Input material:
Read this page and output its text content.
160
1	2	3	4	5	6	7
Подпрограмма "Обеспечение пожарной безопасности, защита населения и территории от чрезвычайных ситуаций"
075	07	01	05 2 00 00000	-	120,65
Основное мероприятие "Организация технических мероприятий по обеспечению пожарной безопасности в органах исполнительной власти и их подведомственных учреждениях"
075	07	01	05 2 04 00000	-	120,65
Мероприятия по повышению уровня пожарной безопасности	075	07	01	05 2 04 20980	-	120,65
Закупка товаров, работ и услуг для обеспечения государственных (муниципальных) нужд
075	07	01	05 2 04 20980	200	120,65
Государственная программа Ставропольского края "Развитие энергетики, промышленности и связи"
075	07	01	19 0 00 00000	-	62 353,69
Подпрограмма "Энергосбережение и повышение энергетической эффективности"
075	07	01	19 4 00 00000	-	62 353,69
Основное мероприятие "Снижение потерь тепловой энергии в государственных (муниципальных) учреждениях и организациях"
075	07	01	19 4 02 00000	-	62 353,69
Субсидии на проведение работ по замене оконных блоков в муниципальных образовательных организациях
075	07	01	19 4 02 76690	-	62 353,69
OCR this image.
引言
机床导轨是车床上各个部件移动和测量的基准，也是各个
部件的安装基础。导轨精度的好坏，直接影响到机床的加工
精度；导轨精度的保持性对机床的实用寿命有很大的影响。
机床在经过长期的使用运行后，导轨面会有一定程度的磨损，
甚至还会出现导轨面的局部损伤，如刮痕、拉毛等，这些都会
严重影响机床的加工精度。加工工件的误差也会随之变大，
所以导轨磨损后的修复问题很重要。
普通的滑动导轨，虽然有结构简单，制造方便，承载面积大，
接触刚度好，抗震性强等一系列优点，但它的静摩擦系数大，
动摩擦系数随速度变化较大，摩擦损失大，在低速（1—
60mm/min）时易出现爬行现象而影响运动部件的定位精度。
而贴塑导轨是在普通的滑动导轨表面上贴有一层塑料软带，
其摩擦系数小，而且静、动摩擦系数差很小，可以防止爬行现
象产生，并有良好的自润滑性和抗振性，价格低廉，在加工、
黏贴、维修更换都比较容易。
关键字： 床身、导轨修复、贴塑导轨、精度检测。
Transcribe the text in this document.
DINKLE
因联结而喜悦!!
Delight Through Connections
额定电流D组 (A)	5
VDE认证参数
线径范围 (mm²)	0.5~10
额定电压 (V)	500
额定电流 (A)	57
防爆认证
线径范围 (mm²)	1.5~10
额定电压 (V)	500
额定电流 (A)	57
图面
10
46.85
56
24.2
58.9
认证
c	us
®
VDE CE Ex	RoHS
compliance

Short problem: Identify and extract each line of the listing that contains "мероприятие".

Reply to the exercise:
Основное мероприятие "Организация технических мероприятий по обеспечению пожарной безопасности в органах исполнительной власти и их подведомственных учреждениях"
Основное мероприятие "Снижение потерь тепловой энергии в государственных (муниципальных) учреждениях и организациях"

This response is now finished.